Aim of the exercise
Check each line of the material below for "đúng", then copy the ones that contain it.
----------
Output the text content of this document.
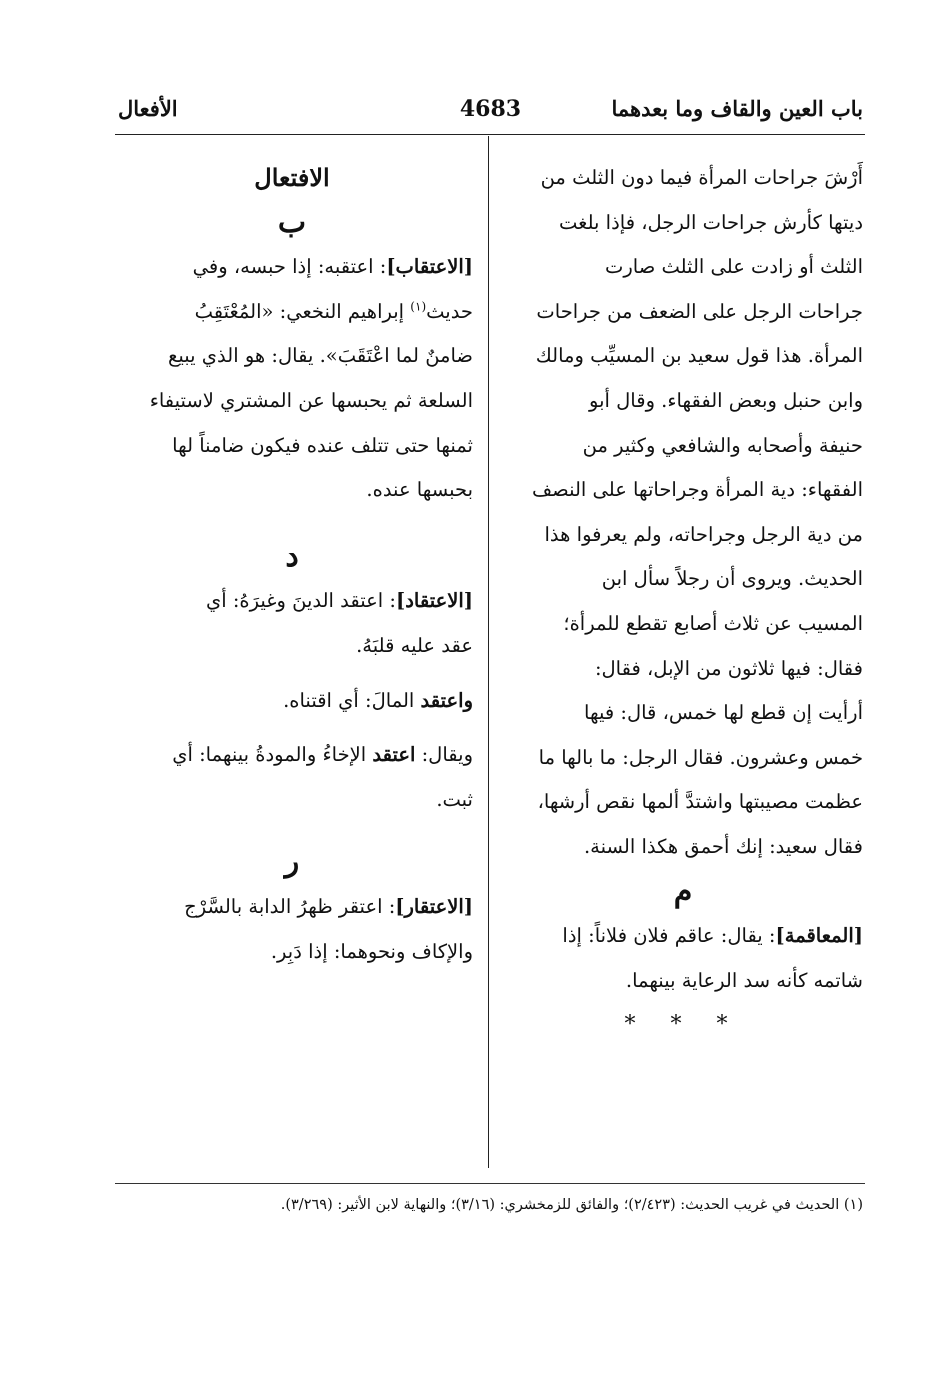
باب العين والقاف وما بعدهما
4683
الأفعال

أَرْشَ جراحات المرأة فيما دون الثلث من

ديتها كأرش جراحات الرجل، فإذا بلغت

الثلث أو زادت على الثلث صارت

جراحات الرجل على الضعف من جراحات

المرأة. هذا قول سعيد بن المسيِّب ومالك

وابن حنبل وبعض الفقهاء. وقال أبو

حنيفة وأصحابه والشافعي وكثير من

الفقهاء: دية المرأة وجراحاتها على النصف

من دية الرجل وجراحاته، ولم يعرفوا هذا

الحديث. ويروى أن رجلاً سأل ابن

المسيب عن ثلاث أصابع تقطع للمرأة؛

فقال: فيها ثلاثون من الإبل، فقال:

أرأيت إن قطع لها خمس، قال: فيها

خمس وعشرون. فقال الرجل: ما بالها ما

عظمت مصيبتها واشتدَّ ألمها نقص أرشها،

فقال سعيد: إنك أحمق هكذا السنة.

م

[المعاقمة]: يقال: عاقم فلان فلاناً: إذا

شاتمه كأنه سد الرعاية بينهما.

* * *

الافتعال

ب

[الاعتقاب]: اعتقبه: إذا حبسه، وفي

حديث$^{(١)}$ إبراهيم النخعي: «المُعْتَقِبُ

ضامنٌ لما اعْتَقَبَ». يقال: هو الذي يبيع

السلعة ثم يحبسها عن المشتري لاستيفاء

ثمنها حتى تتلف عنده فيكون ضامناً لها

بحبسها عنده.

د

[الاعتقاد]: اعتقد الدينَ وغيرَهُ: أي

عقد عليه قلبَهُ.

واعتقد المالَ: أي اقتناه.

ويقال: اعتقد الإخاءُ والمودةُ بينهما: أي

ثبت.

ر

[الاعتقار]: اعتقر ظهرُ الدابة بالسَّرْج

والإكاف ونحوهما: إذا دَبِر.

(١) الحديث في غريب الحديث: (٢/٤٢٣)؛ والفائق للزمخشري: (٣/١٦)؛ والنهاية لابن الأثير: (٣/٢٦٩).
----------
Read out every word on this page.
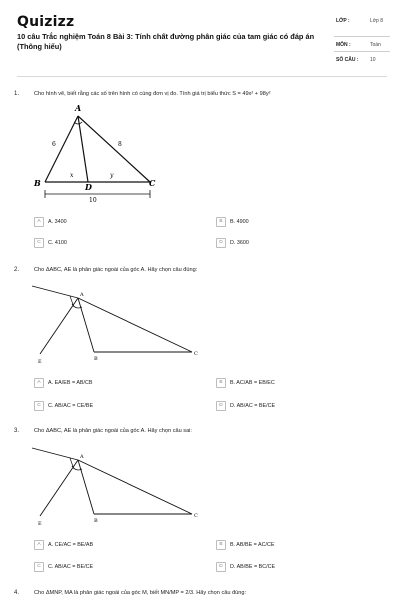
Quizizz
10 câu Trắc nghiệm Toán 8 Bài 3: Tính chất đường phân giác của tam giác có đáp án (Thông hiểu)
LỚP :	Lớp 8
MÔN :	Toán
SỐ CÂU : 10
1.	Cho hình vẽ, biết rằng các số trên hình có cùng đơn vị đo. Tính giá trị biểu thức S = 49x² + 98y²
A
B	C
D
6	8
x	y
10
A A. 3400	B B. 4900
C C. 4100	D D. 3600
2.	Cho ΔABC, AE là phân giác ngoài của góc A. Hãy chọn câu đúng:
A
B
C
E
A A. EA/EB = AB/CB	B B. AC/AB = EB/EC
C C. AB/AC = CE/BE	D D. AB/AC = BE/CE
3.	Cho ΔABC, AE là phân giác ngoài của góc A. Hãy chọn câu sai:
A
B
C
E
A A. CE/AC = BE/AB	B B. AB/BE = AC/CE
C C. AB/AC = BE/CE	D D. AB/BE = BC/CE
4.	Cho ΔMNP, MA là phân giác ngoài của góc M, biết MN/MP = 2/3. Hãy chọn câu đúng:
----------
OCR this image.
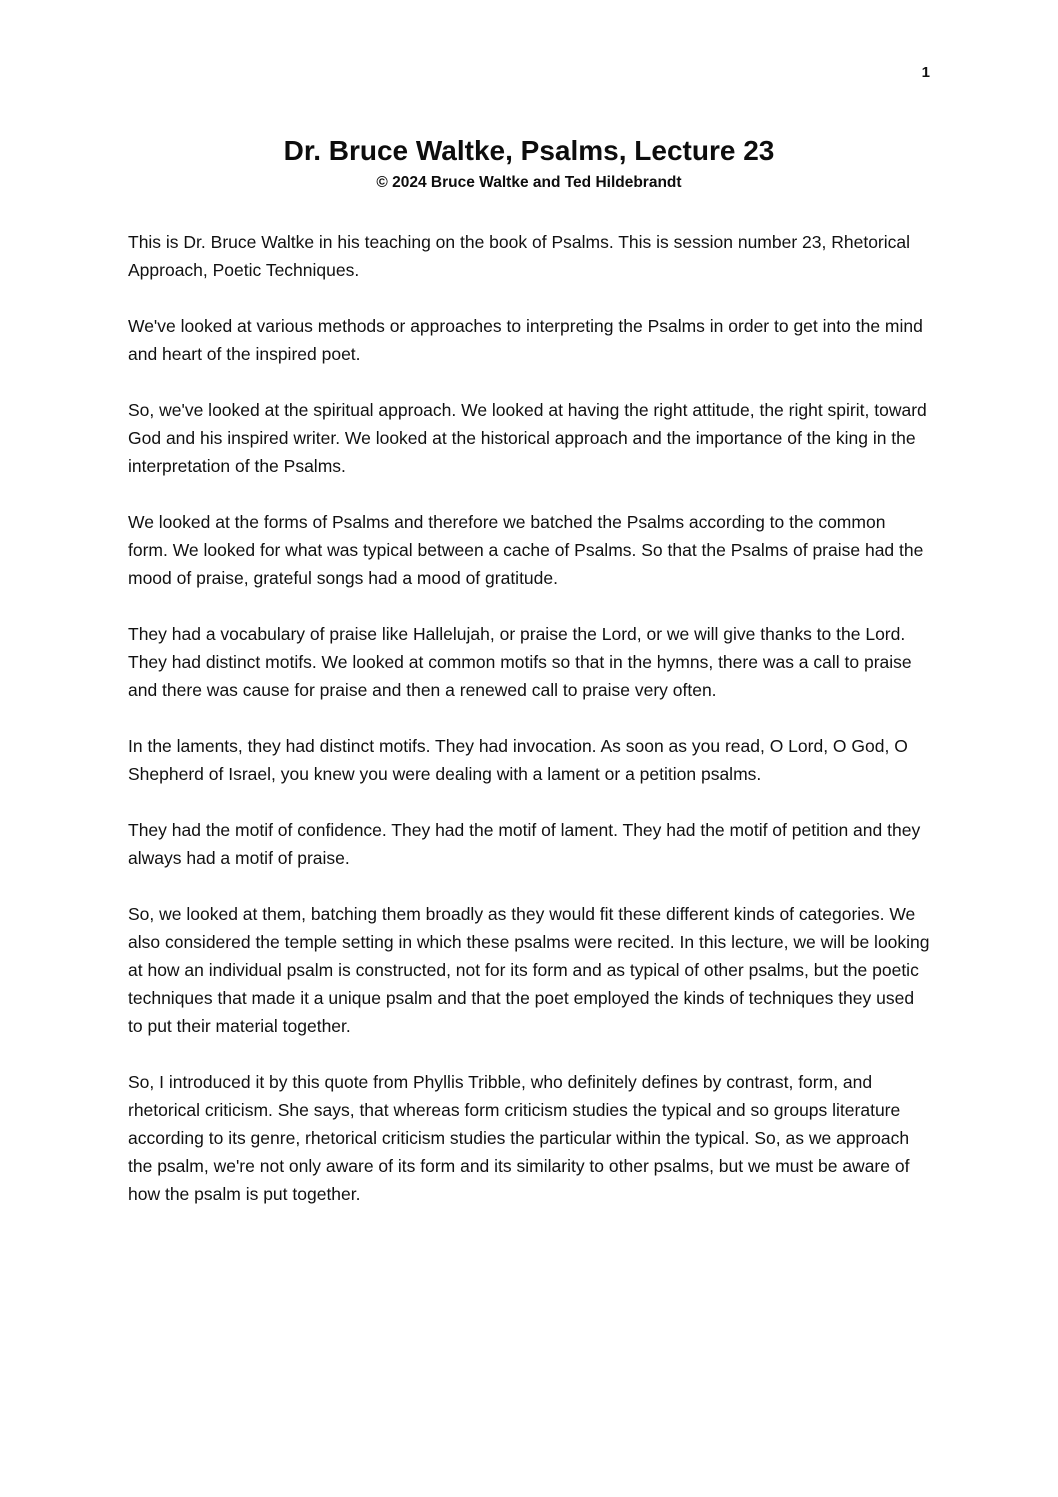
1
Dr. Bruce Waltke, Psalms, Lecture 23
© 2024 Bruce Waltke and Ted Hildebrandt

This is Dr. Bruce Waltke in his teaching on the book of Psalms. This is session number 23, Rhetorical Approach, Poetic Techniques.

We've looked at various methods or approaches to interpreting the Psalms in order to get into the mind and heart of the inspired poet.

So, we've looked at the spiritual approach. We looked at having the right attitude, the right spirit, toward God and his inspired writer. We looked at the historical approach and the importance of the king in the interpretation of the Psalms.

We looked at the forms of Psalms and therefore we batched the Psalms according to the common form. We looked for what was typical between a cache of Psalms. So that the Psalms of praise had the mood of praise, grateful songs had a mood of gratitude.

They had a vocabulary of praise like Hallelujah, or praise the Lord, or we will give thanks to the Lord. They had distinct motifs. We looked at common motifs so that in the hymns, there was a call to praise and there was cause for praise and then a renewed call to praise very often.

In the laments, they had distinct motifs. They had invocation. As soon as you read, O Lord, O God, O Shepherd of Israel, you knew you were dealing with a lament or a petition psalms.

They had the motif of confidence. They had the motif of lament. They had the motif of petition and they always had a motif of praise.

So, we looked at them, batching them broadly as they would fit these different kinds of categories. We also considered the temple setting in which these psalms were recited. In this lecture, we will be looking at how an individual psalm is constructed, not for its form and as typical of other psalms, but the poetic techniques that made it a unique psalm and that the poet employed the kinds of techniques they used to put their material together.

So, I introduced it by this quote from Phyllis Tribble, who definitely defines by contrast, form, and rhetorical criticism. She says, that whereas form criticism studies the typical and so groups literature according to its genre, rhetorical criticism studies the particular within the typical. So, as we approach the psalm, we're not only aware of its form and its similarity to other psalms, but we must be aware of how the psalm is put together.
----------
Response to the exercise
2.	Cho ΔABC, AE là phân giác ngoài của góc A. Hãy chọn câu đúng:
4.	Cho ΔMNP, MA là phân giác ngoài của góc M, biết MN/MP = 2/3. Hãy chọn câu đúng:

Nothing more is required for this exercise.